Written task
Collect all lines below with the string "name".

Data supplied

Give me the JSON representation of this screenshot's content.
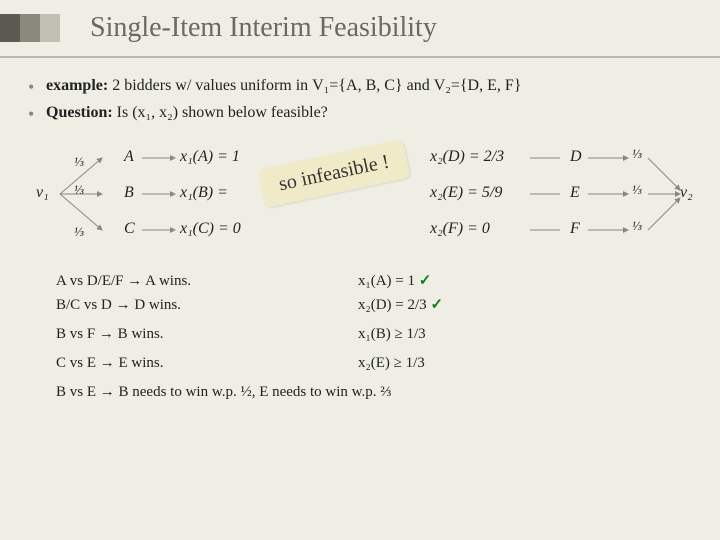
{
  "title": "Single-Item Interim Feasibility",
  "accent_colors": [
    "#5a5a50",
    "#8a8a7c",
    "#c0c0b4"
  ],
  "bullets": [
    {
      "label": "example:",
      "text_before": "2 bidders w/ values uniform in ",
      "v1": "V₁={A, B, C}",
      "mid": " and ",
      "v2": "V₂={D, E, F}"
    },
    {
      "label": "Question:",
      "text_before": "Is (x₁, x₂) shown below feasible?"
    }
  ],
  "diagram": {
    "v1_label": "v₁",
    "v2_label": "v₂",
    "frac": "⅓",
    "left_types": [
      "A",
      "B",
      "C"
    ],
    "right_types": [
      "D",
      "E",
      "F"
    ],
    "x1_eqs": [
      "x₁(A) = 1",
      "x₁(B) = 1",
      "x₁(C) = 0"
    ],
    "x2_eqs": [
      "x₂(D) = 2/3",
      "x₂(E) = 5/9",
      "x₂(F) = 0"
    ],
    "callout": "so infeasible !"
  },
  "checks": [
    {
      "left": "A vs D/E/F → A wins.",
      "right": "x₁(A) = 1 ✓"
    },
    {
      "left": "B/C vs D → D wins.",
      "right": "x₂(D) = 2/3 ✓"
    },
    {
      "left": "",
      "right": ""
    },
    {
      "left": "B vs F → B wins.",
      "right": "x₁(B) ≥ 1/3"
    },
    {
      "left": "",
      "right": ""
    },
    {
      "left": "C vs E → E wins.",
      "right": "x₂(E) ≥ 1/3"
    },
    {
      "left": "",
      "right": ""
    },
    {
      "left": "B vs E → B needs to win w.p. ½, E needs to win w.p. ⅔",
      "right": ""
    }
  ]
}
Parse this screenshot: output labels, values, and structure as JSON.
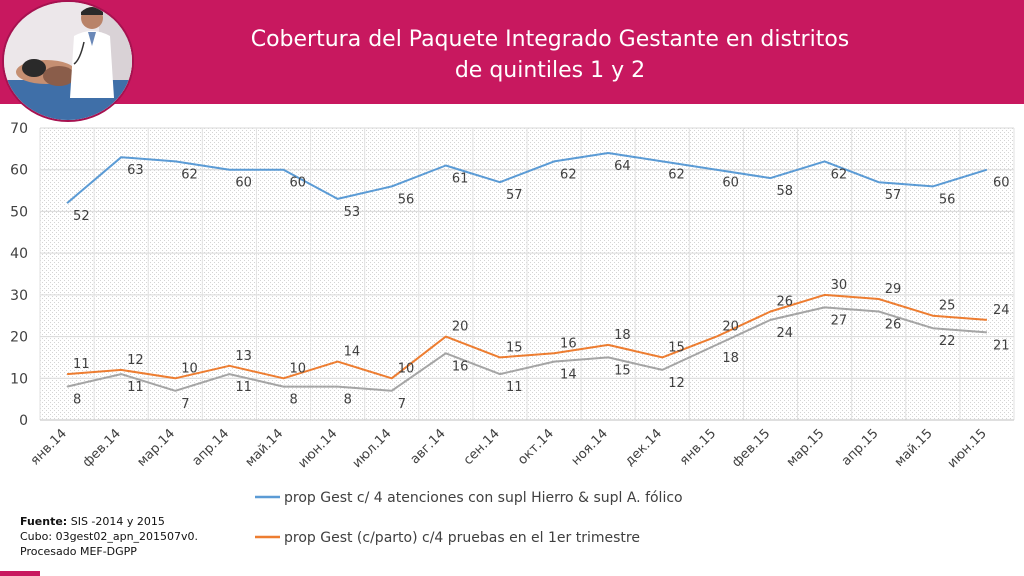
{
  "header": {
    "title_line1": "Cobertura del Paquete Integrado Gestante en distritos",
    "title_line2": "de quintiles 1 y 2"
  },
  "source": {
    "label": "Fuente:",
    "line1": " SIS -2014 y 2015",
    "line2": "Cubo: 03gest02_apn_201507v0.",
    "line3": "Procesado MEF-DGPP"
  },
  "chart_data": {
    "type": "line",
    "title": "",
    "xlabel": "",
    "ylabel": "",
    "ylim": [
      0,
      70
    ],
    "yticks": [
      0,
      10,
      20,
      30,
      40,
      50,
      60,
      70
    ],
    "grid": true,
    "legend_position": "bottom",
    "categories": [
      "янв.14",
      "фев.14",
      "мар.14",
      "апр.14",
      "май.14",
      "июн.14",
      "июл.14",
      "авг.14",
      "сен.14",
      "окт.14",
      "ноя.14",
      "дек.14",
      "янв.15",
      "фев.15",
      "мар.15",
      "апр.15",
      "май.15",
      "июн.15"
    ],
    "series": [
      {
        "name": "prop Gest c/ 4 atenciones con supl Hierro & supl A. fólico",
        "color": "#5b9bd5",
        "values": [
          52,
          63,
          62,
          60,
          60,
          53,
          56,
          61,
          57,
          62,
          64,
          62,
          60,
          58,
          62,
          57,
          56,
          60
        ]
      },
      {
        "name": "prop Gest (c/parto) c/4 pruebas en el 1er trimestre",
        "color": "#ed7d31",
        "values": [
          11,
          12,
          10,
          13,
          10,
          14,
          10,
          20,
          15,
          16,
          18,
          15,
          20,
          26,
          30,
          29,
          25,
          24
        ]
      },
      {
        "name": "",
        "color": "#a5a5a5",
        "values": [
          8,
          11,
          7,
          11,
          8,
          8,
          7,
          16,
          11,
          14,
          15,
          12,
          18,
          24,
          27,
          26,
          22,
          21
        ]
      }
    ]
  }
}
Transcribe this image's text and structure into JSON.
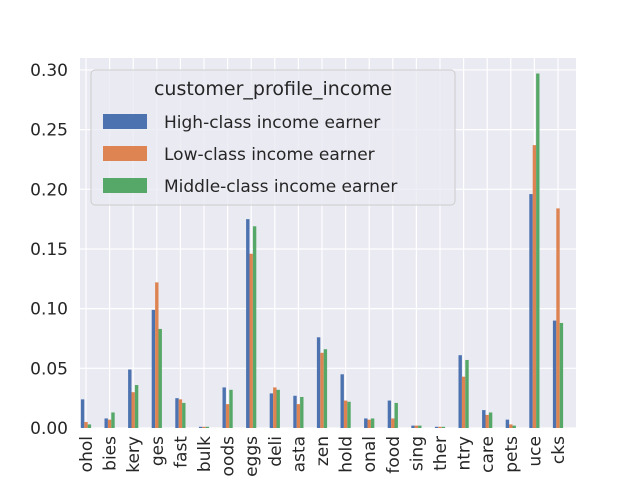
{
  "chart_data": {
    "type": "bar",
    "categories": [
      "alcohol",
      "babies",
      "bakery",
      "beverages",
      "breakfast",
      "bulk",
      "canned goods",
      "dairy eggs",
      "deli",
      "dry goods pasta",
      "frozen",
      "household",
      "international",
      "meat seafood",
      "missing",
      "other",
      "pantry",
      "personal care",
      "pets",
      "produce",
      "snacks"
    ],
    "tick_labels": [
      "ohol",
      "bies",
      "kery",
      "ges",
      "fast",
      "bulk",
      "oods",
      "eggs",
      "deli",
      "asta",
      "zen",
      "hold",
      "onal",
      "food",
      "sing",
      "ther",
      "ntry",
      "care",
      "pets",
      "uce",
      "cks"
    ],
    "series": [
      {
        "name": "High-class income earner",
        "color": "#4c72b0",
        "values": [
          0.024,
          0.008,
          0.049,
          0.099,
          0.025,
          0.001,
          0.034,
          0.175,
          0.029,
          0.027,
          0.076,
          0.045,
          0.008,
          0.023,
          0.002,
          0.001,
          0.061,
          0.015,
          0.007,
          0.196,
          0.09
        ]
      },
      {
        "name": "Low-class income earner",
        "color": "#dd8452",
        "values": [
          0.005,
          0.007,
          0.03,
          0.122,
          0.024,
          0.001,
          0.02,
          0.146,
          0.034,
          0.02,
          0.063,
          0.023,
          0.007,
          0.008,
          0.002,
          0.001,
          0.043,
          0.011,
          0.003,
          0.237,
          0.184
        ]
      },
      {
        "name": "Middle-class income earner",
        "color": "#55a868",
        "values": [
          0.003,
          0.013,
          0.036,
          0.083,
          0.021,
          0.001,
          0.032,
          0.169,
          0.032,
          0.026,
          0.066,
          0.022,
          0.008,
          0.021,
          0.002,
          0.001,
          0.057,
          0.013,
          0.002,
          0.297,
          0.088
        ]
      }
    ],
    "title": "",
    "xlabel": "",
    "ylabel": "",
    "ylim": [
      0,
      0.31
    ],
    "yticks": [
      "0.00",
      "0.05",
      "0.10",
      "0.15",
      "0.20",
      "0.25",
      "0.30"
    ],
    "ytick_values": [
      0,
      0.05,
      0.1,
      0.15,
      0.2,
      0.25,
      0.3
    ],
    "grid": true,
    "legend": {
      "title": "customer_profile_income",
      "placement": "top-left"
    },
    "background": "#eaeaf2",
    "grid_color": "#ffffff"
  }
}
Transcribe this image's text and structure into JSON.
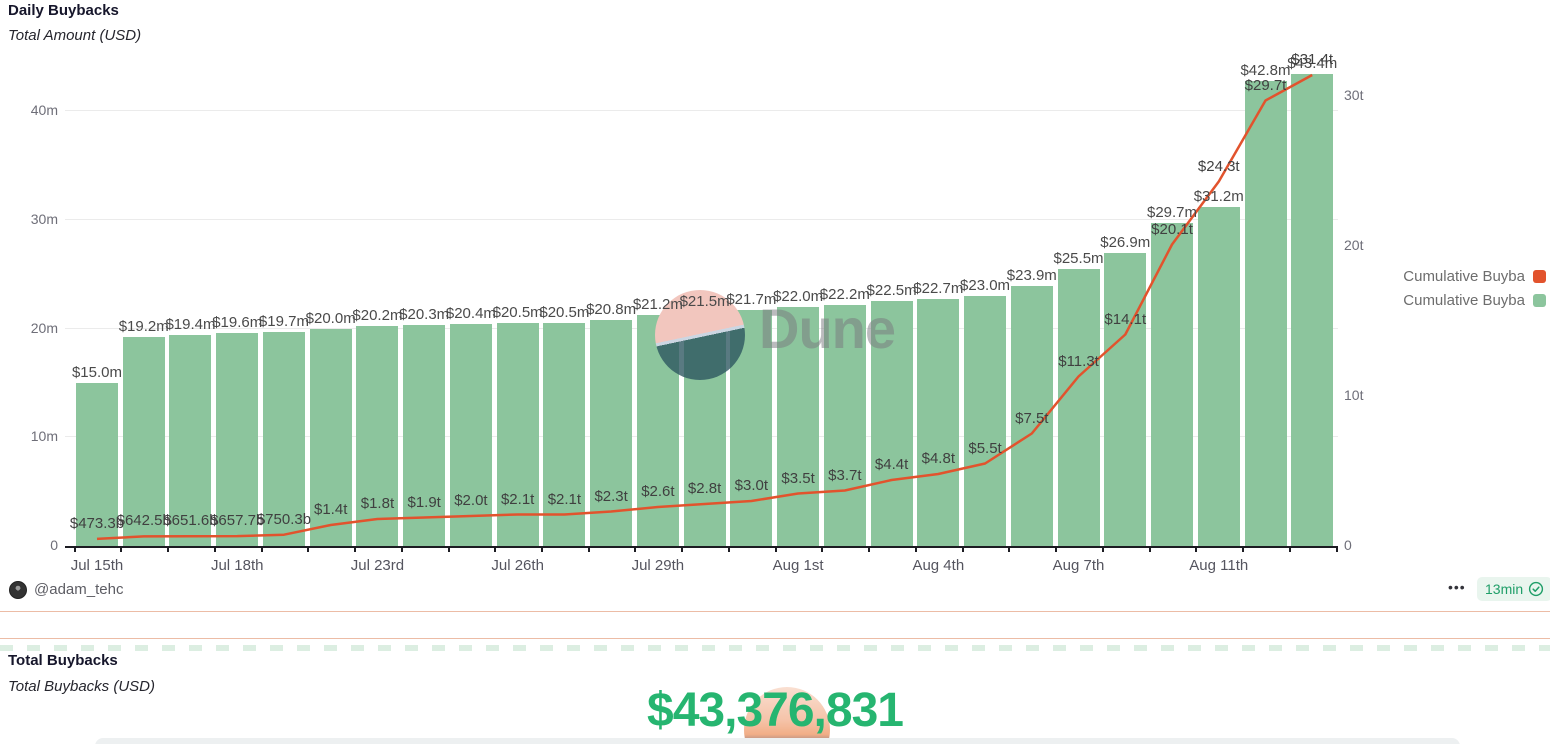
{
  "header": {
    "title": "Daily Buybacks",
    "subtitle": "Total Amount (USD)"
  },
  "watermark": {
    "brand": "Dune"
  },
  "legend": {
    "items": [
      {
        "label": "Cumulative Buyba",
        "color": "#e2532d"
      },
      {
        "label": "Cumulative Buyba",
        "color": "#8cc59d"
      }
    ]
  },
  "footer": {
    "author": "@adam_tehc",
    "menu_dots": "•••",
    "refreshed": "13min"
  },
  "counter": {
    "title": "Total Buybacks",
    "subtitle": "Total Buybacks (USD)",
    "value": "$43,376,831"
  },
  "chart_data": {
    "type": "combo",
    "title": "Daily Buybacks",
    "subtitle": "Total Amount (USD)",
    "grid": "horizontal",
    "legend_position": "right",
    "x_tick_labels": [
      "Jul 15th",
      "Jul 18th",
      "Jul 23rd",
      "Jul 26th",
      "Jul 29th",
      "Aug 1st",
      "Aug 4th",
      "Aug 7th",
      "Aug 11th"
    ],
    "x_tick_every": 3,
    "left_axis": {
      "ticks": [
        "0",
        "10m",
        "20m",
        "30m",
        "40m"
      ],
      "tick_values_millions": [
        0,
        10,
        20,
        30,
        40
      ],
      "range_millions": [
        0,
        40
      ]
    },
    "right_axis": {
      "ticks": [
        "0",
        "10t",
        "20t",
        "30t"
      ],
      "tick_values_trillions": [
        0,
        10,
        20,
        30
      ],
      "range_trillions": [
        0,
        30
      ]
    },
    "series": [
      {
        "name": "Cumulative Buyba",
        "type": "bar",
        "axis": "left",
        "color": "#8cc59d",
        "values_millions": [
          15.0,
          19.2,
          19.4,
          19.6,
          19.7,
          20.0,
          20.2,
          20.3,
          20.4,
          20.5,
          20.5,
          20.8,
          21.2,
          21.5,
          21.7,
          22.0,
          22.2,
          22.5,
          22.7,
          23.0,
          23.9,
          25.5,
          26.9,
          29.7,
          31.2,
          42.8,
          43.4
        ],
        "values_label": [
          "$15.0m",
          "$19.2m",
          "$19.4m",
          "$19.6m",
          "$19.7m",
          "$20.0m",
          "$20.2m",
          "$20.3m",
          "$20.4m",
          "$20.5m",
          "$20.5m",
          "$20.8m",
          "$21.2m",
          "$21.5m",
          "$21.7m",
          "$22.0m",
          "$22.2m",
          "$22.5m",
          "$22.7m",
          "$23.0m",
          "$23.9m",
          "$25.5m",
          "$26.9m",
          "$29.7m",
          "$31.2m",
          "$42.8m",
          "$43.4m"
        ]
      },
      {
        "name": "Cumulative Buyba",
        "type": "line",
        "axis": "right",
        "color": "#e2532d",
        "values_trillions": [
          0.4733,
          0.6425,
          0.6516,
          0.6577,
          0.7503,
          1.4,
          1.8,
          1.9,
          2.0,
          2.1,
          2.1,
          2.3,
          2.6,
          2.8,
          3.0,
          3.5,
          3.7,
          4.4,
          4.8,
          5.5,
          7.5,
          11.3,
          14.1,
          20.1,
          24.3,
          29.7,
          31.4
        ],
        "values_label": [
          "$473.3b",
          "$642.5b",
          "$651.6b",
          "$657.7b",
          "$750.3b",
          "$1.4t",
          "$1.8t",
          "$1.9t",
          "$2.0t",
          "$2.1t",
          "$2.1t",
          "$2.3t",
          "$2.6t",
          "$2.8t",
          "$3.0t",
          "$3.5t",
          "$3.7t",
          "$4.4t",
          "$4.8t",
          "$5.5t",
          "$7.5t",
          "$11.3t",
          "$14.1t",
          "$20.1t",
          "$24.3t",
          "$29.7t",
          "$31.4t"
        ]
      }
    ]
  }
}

Solution to this problem
        "name": "prop Gest c/ 4 atenciones con supl Hierro & supl A. fólico",
        "name": "prop Gest (c/parto) c/4 pruebas en el 1er trimestre",
        "name": "",
        "name": "High-class income earner",
        "name": "Low-class income earner",
        "name": "Middle-class income earner",
        "name": "Cumulative Buyba",
        "name": "Cumulative Buyba",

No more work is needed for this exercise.